Given request - Each line should be copied exactly.

== Extracted material

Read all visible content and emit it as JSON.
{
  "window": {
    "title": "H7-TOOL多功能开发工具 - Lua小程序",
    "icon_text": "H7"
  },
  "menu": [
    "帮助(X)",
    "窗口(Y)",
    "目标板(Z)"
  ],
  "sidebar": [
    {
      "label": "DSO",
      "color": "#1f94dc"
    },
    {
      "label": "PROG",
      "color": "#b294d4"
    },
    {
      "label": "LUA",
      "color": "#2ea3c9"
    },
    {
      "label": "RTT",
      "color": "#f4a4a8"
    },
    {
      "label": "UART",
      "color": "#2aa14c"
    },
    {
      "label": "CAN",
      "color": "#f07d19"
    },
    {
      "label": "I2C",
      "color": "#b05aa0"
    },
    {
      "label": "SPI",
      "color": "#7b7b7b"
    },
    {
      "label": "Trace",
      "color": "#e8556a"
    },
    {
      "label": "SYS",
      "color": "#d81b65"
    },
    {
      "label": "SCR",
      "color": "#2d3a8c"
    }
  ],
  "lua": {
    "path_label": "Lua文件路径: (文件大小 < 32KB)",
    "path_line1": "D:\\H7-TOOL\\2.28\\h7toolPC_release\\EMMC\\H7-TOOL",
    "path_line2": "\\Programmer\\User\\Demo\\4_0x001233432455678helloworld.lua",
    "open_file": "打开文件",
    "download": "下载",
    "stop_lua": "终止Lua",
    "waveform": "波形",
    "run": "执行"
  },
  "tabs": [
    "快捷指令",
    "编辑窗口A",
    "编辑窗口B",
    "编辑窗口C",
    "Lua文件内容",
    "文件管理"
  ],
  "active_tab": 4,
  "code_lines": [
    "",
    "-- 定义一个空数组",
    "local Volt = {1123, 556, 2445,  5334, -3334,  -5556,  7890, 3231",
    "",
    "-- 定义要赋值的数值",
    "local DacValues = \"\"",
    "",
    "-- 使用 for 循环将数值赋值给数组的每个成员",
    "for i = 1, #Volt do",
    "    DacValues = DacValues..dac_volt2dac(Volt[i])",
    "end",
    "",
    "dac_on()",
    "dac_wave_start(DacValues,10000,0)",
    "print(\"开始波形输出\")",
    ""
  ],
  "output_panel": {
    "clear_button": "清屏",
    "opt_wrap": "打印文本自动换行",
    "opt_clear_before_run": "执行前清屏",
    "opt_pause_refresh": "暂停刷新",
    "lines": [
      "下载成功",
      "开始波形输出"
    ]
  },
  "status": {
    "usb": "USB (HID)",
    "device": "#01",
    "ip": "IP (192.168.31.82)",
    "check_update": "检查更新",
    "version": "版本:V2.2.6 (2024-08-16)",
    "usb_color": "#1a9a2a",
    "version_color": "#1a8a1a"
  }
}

====

Output of the task -
Read all visible content and emit it as JSON.
{
  "window": {
    "title": "H7-TOOL多功能开发工具 - Lua小程序",
    "icon_text": "H7"
  },
  "menu": [
    "帮助(X)",
    "窗口(Y)",
    "目标板(Z)"
  ],
  "sidebar": [
    {
      "label": "DSO",
      "color": "#1f94dc"
    },
    {
      "label": "PROG",
      "color": "#b294d4"
    },
    {
      "label": "LUA",
      "color": "#2ea3c9"
    },
    {
      "label": "RTT",
      "color": "#f4a4a8"
    },
    {
      "label": "UART",
      "color": "#2aa14c"
    },
    {
      "label": "CAN",
      "color": "#f07d19"
    },
    {
      "label": "I2C",
      "color": "#b05aa0"
    },
    {
      "label": "SPI",
      "color": "#7b7b7b"
    },
    {
      "label": "Trace",
      "color": "#e8556a"
    },
    {
      "label": "SYS",
      "color": "#d81b65"
    },
    {
      "label": "SCR",
      "color": "#2d3a8c"
    }
  ],
  "lua": {
    "path_label": "Lua文件路径: (文件大小 < 32KB)",
    "path_line1": "D:\\H7-TOOL\\2.28\\h7toolPC_release\\EMMC\\H7-TOOL",
    "path_line2": "\\Programmer\\User\\Demo\\4_0x001233432455678helloworld.lua",
    "open_file": "打开文件",
    "download": "下载",
    "stop_lua": "终止Lua",
    "waveform": "波形",
    "run": "执行"
  },
  "tabs": [
    "快捷指令",
    "编辑窗口A",
    "编辑窗口B",
    "编辑窗口C",
    "Lua文件内容",
    "文件管理"
  ],
  "active_tab": 4,
  "code_lines": [
    "",
    "-- 定义一个空数组",
    "local Volt = {1123, 556, 2445,  5334, -3334,  -5556,  7890, 3231",
    "",
    "-- 定义要赋值的数值",
    "local DacValues = \"\"",
    "",
    "-- 使用 for 循环将数值赋值给数组的每个成员",
    "for i = 1, #Volt do",
    "    DacValues = DacValues..dac_volt2dac(Volt[i])",
    "end",
    "",
    "dac_on()",
    "dac_wave_start(DacValues,10000,0)",
    "print(\"开始波形输出\")",
    ""
  ],
  "output_panel": {
    "clear_button": "清屏",
    "opt_wrap": "打印文本自动换行",
    "opt_clear_before_run": "执行前清屏",
    "opt_pause_refresh": "暂停刷新",
    "lines": [
      "下载成功",
      "开始波形输出"
    ]
  },
  "status": {
    "usb": "USB (HID)",
    "device": "#01",
    "ip": "IP (192.168.31.82)",
    "check_update": "检查更新",
    "version": "版本:V2.2.6 (2024-08-16)",
    "usb_color": "#1a9a2a",
    "version_color": "#1a8a1a"
  }
}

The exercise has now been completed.